All of the data needs to be repeated exactly.

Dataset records
-- Start --
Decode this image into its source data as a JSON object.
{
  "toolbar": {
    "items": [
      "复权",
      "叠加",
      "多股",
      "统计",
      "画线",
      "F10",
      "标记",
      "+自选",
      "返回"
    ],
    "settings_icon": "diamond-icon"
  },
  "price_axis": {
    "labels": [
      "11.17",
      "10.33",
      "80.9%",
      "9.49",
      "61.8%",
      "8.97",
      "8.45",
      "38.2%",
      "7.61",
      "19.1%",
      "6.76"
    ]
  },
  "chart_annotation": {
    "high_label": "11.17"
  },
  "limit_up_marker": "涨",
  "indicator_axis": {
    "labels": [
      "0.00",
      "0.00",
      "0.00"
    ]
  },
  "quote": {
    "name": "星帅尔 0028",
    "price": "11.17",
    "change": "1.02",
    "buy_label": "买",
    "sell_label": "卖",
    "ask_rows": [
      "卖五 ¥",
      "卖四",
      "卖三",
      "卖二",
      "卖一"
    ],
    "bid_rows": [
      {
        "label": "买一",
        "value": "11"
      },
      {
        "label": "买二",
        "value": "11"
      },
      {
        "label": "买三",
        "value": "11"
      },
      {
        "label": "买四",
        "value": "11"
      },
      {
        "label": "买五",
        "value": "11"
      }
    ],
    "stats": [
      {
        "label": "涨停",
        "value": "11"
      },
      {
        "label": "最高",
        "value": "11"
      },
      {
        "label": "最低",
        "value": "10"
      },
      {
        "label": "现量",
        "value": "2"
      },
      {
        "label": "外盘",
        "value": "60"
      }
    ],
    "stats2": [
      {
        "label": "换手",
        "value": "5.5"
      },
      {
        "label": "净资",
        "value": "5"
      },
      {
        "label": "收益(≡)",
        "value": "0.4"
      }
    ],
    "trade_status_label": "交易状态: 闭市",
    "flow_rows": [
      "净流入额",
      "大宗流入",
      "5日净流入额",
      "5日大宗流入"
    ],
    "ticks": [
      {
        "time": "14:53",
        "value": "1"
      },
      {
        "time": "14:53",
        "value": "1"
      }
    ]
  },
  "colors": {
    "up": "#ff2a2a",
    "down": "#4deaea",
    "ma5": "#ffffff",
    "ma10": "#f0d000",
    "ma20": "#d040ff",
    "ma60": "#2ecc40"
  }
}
-- End --
→ SOLUTION TO THIS TASK:
Decode this image into its source data as a JSON object.
{
  "toolbar": {
    "items": [
      "复权",
      "叠加",
      "多股",
      "统计",
      "画线",
      "F10",
      "标记",
      "+自选",
      "返回"
    ],
    "settings_icon": "diamond-icon"
  },
  "price_axis": {
    "labels": [
      "11.17",
      "10.33",
      "80.9%",
      "9.49",
      "61.8%",
      "8.97",
      "8.45",
      "38.2%",
      "7.61",
      "19.1%",
      "6.76"
    ]
  },
  "chart_annotation": {
    "high_label": "11.17"
  },
  "limit_up_marker": "涨",
  "indicator_axis": {
    "labels": [
      "0.00",
      "0.00",
      "0.00"
    ]
  },
  "quote": {
    "name": "星帅尔 0028",
    "price": "11.17",
    "change": "1.02",
    "buy_label": "买",
    "sell_label": "卖",
    "ask_rows": [
      "卖五 ¥",
      "卖四",
      "卖三",
      "卖二",
      "卖一"
    ],
    "bid_rows": [
      {
        "label": "买一",
        "value": "11"
      },
      {
        "label": "买二",
        "value": "11"
      },
      {
        "label": "买三",
        "value": "11"
      },
      {
        "label": "买四",
        "value": "11"
      },
      {
        "label": "买五",
        "value": "11"
      }
    ],
    "stats": [
      {
        "label": "涨停",
        "value": "11"
      },
      {
        "label": "最高",
        "value": "11"
      },
      {
        "label": "最低",
        "value": "10"
      },
      {
        "label": "现量",
        "value": "2"
      },
      {
        "label": "外盘",
        "value": "60"
      }
    ],
    "stats2": [
      {
        "label": "换手",
        "value": "5.5"
      },
      {
        "label": "净资",
        "value": "5"
      },
      {
        "label": "收益(≡)",
        "value": "0.4"
      }
    ],
    "trade_status_label": "交易状态: 闭市",
    "flow_rows": [
      "净流入额",
      "大宗流入",
      "5日净流入额",
      "5日大宗流入"
    ],
    "ticks": [
      {
        "time": "14:53",
        "value": "1"
      },
      {
        "time": "14:53",
        "value": "1"
      }
    ]
  },
  "colors": {
    "up": "#ff2a2a",
    "down": "#4deaea",
    "ma5": "#ffffff",
    "ma10": "#f0d000",
    "ma20": "#d040ff",
    "ma60": "#2ecc40"
  }
}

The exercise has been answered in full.